Aim: Your task is to repeat, word for word, the line containing "Extract all readable text from this page." and all lines that follow it to the end of the material, and no other lines.

Data lines:
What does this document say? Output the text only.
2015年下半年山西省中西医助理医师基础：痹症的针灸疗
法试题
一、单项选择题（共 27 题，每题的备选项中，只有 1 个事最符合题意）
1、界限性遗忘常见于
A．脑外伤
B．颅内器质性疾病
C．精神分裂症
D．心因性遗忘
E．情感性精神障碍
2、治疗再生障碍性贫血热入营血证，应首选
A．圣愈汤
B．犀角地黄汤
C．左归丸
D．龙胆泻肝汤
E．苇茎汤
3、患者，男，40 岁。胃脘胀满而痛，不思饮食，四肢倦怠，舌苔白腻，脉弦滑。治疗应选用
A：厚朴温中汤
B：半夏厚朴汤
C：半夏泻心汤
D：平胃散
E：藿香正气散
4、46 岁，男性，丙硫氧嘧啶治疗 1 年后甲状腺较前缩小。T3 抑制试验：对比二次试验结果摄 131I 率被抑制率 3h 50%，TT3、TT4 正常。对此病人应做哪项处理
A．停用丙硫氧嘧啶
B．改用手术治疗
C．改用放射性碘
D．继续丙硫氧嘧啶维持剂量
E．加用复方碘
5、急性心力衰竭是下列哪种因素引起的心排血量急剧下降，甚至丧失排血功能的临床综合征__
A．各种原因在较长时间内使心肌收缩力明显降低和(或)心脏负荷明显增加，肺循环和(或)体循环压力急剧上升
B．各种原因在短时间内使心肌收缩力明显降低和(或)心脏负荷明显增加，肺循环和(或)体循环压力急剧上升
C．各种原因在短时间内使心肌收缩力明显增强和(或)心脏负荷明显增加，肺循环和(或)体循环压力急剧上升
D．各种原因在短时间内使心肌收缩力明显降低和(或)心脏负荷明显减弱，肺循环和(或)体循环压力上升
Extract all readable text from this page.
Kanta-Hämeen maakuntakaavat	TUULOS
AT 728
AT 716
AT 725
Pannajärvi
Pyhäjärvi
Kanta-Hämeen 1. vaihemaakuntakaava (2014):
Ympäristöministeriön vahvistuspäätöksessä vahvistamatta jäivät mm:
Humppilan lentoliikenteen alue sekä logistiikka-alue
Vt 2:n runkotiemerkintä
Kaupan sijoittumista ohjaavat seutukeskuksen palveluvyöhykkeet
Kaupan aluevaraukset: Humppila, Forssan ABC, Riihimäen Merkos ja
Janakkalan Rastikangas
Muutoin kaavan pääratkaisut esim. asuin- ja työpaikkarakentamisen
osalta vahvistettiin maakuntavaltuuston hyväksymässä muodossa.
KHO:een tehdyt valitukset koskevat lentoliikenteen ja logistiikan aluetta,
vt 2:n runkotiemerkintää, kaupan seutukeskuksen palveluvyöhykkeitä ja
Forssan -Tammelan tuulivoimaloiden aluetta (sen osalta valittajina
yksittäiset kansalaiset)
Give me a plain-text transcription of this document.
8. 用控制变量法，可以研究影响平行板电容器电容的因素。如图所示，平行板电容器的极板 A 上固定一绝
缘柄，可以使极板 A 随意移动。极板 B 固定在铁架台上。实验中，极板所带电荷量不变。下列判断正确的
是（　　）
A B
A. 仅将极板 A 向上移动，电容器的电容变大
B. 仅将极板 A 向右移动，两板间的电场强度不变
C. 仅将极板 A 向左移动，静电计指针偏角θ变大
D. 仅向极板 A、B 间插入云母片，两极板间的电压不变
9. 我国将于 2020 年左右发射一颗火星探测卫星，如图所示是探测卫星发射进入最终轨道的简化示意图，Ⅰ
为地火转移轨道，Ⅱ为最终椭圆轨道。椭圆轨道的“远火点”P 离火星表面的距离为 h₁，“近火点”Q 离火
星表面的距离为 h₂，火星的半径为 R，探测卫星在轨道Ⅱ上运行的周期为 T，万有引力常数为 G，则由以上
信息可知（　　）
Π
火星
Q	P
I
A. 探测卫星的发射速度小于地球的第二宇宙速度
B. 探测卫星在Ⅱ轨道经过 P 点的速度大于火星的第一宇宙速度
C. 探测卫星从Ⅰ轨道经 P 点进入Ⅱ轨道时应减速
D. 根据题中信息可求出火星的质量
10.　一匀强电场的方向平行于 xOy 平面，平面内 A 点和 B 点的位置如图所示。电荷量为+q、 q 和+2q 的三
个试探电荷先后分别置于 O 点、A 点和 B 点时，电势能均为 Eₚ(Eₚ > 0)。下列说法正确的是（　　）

Answer to this task:
Extract all readable text from this page.
Kanta-Hämeen maakuntakaavat	TUULOS
AT 728
AT 716
AT 725
Pannajärvi
Pyhäjärvi
Kanta-Hämeen 1. vaihemaakuntakaava (2014):
Ympäristöministeriön vahvistuspäätöksessä vahvistamatta jäivät mm:
Humppilan lentoliikenteen alue sekä logistiikka-alue
Vt 2:n runkotiemerkintä
Kaupan sijoittumista ohjaavat seutukeskuksen palveluvyöhykkeet
Kaupan aluevaraukset: Humppila, Forssan ABC, Riihimäen Merkos ja
Janakkalan Rastikangas
Muutoin kaavan pääratkaisut esim. asuin- ja työpaikkarakentamisen
osalta vahvistettiin maakuntavaltuuston hyväksymässä muodossa.
KHO:een tehdyt valitukset koskevat lentoliikenteen ja logistiikan aluetta,
vt 2:n runkotiemerkintää, kaupan seutukeskuksen palveluvyöhykkeitä ja
Forssan -Tammelan tuulivoimaloiden aluetta (sen osalta valittajina
yksittäiset kansalaiset)
Give me a plain-text transcription of this document.
8. 用控制变量法，可以研究影响平行板电容器电容的因素。如图所示，平行板电容器的极板 A 上固定一绝
缘柄，可以使极板 A 随意移动。极板 B 固定在铁架台上。实验中，极板所带电荷量不变。下列判断正确的
是（　　）
A B
A. 仅将极板 A 向上移动，电容器的电容变大
B. 仅将极板 A 向右移动，两板间的电场强度不变
C. 仅将极板 A 向左移动，静电计指针偏角θ变大
D. 仅向极板 A、B 间插入云母片，两极板间的电压不变
9. 我国将于 2020 年左右发射一颗火星探测卫星，如图所示是探测卫星发射进入最终轨道的简化示意图，Ⅰ
为地火转移轨道，Ⅱ为最终椭圆轨道。椭圆轨道的“远火点”P 离火星表面的距离为 h₁，“近火点”Q 离火
星表面的距离为 h₂，火星的半径为 R，探测卫星在轨道Ⅱ上运行的周期为 T，万有引力常数为 G，则由以上
信息可知（　　）
Π
火星
Q	P
I
A. 探测卫星的发射速度小于地球的第二宇宙速度
B. 探测卫星在Ⅱ轨道经过 P 点的速度大于火星的第一宇宙速度
C. 探测卫星从Ⅰ轨道经 P 点进入Ⅱ轨道时应减速
D. 根据题中信息可求出火星的质量
10.　一匀强电场的方向平行于 xOy 平面，平面内 A 点和 B 点的位置如图所示。电荷量为+q、 q 和+2q 的三
个试探电荷先后分别置于 O 点、A 点和 B 点时，电势能均为 Eₚ(Eₚ > 0)。下列说法正确的是（　　）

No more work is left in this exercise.